* DEINE AUFGABEN
a: Erkläre mit der Rede über die Ukraine, warum der Redner sagt, dass die Ukrainer „auch Europa, auch uns“ verteidigen.
b: Schreib die Rede über die Ukraine nach ihrem letzten Satz weiter.

* SEITE
▽

Thomas ErndlCDU/CSU - Auswärtiges Amt
Sehr geehrte Frau Präsidentin! Liebe Kolleginnen und Kollegen! Ich durfte vor zwei Wochen mit zwei weiteren Abgeordneten dieses Hauses am ukrainischen Unabhängigkeitstag zu Gast im ukrainischen Parlament sein. Das war eine emotionale und ergreifende Sitzung. Man spürte Dankbarkeit für dieses Zeichen der Solidarität, dass Abgeordnete aus ganz Europa nach Kiew gekommen sind. Man spürte Stolz auf das, was die Ukraine in den letzten 32 Jahren als eigenständiger Staat erreicht hat. Vor allem aber spürte man auch die Entschlossenheit, dass diese freiheitliche und demokratische Ukraine ihnen niemand mehr nehmen wird und dass die Ukrainerinnen und Ukrainer ihr Land verteidigen werden. Bei all den aggressiven Aussagen der russischen Führung wird auch klar: Die Ukrainer verteidigen auch Europa, auch uns. Wenn Russland mit diesem brutalen Angriffskrieg erfolgreich ist, dann leben wir in einem anderen Europa, in einer anderen Welt, und das können und dürfen wir nicht zulassen.
(Beifall bei der CDU/CSU sowie bei Abgeordneten des BÜNDNISSES 90/DIE GRÜNEN und der FDP)
Menschenrechte, Rechtsstaatlichkeit, Freiheit – unsere Grundpfeiler – werden nicht überall auf der Welt auf gleiche Weise geschätzt. Leider sind viele Länder abwartend – Herr Kollege Trittin hat es beschrieben – und orientieren sich möglicherweise am Schluss einfach an den Stärkeren oder bauen antiwestliche Bündnisse wie BRICS aus. Das kann uns nicht gefallen, meine Damen und Herren.

△

* AUSGEWÄHLTE EINTRÄGE

▽

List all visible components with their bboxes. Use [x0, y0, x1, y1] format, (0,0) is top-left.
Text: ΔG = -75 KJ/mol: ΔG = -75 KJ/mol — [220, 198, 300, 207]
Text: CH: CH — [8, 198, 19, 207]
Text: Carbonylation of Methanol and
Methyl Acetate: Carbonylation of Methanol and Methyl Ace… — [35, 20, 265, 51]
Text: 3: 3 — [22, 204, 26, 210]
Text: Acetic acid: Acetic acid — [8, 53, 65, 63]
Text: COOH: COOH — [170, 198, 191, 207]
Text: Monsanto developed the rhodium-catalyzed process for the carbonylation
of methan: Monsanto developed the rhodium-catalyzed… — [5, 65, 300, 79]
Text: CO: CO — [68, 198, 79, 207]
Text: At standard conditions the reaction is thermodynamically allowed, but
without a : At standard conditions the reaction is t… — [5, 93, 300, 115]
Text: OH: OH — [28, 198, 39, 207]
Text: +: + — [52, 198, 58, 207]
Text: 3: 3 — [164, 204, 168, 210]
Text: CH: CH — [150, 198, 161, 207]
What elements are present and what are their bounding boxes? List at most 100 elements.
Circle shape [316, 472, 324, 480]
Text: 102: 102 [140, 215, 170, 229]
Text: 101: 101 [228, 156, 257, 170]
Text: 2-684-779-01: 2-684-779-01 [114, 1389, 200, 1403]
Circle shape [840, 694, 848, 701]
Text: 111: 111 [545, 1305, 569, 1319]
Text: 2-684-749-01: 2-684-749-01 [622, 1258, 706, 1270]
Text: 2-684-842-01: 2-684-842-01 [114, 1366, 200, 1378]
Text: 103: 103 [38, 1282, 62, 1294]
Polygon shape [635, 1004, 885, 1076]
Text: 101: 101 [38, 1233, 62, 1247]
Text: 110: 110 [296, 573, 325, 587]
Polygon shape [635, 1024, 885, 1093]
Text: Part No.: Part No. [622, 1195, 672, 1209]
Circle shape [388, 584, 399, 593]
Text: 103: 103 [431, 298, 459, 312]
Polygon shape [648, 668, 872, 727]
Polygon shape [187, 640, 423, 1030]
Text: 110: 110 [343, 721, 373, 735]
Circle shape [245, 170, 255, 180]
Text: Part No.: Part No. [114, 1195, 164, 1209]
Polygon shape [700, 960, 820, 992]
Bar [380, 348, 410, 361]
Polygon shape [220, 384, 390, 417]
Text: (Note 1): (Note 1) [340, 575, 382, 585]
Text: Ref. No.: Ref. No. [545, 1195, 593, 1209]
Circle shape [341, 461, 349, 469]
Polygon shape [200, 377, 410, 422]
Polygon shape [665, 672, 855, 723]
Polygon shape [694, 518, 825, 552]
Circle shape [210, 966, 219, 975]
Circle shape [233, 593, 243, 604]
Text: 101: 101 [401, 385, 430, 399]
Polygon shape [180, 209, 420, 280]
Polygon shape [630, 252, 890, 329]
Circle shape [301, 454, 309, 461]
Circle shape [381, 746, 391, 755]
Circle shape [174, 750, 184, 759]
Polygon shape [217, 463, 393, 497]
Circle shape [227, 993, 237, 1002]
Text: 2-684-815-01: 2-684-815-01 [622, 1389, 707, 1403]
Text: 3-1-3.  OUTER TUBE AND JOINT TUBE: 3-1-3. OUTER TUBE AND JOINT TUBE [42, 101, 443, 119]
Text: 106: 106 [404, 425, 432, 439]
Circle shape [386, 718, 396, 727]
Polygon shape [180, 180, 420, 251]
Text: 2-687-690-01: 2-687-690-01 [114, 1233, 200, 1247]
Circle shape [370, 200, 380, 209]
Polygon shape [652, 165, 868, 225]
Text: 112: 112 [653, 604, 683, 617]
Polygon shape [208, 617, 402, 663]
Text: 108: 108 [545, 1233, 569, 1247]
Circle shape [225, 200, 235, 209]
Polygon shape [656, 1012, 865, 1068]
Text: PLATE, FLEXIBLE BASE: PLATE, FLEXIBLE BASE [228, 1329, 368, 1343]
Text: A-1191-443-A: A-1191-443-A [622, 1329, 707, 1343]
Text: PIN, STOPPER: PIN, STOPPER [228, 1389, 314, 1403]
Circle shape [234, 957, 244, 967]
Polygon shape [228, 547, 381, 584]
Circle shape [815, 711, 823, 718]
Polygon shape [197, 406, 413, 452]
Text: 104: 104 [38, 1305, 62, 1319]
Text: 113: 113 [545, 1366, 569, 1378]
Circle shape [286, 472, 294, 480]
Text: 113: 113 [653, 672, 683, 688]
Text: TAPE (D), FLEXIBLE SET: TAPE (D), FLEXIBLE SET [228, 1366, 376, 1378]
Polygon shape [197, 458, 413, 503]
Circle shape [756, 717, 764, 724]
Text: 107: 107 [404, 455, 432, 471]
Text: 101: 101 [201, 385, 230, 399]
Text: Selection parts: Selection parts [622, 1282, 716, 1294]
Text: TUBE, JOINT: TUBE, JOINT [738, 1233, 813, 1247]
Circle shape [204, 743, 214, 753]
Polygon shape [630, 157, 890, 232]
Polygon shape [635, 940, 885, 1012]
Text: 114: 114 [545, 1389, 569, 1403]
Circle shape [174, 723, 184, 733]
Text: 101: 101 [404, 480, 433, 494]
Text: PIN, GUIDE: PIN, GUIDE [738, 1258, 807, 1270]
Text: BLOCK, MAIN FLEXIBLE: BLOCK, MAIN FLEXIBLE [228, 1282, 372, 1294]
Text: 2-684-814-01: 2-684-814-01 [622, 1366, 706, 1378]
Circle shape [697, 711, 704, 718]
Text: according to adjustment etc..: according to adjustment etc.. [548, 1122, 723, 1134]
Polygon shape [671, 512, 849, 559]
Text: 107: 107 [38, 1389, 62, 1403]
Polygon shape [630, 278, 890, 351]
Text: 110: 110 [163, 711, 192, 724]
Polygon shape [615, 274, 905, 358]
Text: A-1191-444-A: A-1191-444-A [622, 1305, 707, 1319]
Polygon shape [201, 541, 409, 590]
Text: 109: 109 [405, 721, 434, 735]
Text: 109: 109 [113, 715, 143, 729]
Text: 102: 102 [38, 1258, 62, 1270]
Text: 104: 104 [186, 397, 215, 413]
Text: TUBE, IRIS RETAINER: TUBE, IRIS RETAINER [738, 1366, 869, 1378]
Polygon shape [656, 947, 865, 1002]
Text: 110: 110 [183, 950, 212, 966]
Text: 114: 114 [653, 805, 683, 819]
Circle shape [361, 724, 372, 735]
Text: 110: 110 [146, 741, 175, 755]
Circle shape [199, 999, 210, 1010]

△

* LÖSUNGEN JE AUFGABE
a: Der Redner verweist auf die aggressiven Aussagen der russischen Führung. Außerdem würden wir in einem anderen Europa und in einer anderen Welt leben, wenn Russland mit seinem brutalen Angriffskrieg Erfolg hat. Das dürfen wir nach seinen Worten nicht zulassen.

b:
Aber wer hat denn die Kraft, sich so einer Entwicklung entgegenzustellen? Das sind die mit den starken Schultern. Das sind eben auch wir. Und in einer Zeit, in der uns die Welt um die Ohren zu fliegen scheint, ist der Haushalt des Auswärtigen Amtes der, der am drittstärksten gekürzt werden soll. Das kann man auch nicht schönreden mit dem Argument „Vorkrisenniveau“. Das ist schlussendlich Fakt. Das ist das völlig falsche Signal, meine Damen und Herren.
(Beifall bei der CDU/CSU – Dr. Marcus Faber [FDP]: Und wo würden Sie sparen?)
Das kann letztendlich auch nicht unser Anspruch sein. Und es ist schade, dass die Außenministerin in den Haushaltsverhandlungen hier nicht mehr Gewicht einbringen konnte; denn bei diesen Beträgen geht es nicht um die Einhaltung der Schuldenbremse, sondern einfach nur um Prioritätensetzung.
(Zuruf der Abg. Agnieszka Brugger [BÜNDNIS 90/DIE GRÜNEN])
Wenn Sie, Frau Außenministerin, Ihre Rede schon mit dem russischen Angriffskrieg beginnen und eindrücklich diese grauenhaften Dinge schildern, dann muss man feststellen: Die Erwartungen – die habe auch ich in der Ukraine spüren können – sind einfach sehr, sehr groß. Ich glaube, dass wir hier noch mehr Entschlossenheit zeigen können. Denn dass wir jetzt wieder bei einzelnen Waffensystemen wie Taurus zögern, versteht dort wirklich niemand.
(Beifall bei der CDU/CSU)
Wichtig ist jetzt: Wir müssen ein verlässlicher Partner sein. Wir müssen auch Entschlossenheit zeigen: bei der Munitionsbeschaffung, bei Ersatzteilen, bei Verschleißteilen. Ich glaube, dass wir da noch ein stärkeres Bild abgeben können. Wir brauchen einen klaren Pfad der maximalen militärischen Unterstützung. Das ist übrigens auch die Grundlage für Verhandlungen aus einer Position der Stärke. Wer meint, man sollte Waffenlieferungen einstellen, liefert die Ukraine ans Messer des russischen Kriegsverbrechers und sonst nichts.
(Beifall bei der CDU/CSU sowie des Abg. Dr. Marcus Faber [FDP])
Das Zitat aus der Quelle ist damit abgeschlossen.